Written task -> Each line of the listing that contains the word "workers" is to be copied.
+ + + + + + +
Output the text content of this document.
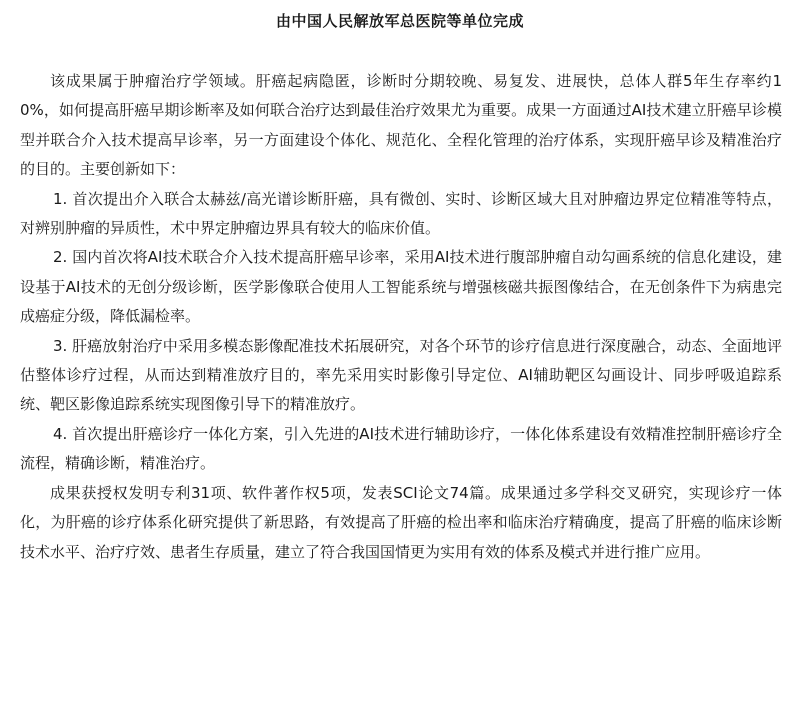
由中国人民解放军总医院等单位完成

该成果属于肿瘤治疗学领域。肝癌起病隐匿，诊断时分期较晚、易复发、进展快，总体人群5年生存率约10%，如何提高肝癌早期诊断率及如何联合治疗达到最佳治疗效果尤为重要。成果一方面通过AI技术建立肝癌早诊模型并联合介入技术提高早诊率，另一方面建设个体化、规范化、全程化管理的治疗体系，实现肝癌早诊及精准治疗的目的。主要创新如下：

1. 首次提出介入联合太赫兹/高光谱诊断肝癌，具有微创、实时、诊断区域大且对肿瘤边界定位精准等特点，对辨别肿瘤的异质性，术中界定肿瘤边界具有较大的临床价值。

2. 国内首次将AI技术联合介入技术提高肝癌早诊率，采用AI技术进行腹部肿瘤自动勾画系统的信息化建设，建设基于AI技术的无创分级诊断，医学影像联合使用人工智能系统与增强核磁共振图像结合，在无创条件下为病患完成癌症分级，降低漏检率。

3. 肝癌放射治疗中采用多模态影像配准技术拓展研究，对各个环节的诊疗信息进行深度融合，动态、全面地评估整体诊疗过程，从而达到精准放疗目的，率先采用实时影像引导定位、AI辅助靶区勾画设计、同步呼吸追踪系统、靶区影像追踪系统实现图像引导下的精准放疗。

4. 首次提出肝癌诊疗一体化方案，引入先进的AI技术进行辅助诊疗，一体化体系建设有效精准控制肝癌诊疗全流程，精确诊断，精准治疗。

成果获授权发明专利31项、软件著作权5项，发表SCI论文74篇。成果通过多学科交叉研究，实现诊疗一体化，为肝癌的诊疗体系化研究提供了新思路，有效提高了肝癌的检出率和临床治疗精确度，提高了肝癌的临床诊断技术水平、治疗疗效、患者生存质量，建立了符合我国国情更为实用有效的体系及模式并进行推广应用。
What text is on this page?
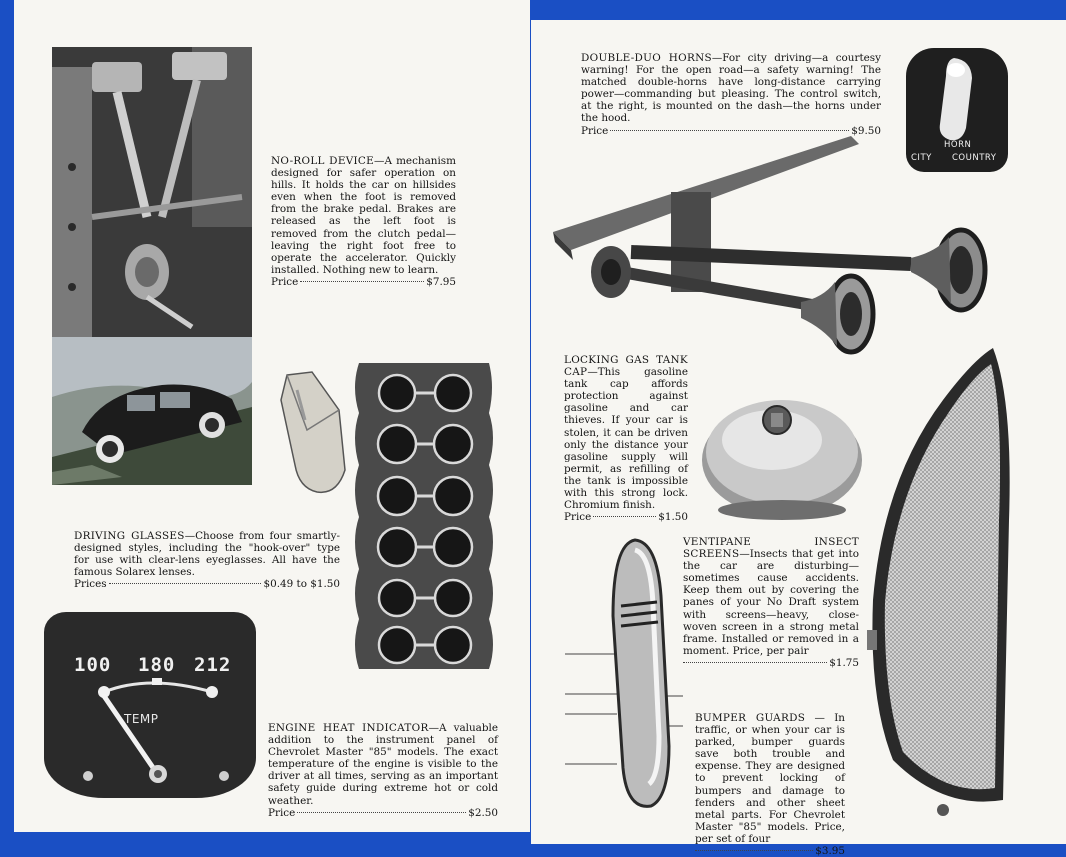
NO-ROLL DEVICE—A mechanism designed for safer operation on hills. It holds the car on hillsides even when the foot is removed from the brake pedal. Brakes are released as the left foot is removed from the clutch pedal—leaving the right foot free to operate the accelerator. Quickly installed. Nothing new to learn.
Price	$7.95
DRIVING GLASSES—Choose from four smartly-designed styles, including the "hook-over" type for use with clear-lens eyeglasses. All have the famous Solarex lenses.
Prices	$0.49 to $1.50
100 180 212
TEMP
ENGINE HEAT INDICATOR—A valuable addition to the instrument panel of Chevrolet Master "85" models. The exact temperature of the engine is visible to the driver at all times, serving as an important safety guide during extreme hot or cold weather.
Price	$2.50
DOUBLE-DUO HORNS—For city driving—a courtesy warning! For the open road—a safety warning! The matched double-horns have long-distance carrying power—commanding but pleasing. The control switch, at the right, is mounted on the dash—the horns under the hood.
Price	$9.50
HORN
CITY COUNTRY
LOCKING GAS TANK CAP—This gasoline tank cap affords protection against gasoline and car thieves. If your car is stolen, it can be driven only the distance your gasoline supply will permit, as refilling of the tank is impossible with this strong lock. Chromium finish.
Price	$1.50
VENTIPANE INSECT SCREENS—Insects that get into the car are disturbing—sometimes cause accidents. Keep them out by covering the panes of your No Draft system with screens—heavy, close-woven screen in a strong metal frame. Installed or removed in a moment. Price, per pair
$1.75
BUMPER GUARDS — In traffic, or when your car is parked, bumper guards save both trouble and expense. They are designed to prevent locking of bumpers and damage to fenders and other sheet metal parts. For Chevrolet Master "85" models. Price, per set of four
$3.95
+ + + + + + +
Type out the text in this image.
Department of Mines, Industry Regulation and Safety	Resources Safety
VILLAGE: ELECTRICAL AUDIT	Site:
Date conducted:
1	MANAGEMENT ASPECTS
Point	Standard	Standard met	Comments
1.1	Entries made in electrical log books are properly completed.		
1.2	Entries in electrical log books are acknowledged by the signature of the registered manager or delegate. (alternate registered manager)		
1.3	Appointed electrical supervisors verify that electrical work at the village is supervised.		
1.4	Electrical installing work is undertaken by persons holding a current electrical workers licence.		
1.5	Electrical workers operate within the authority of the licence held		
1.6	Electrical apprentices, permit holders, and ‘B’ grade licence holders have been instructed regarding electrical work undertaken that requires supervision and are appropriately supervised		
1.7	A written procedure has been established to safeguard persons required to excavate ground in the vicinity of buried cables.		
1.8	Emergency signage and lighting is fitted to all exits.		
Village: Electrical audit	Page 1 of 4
+ + + + + + +
Complete answer ->
1.4	Electrical installing work is undertaken by persons holding a current electrical workers licence.		
1.5	Electrical workers operate within the authority of the licence held		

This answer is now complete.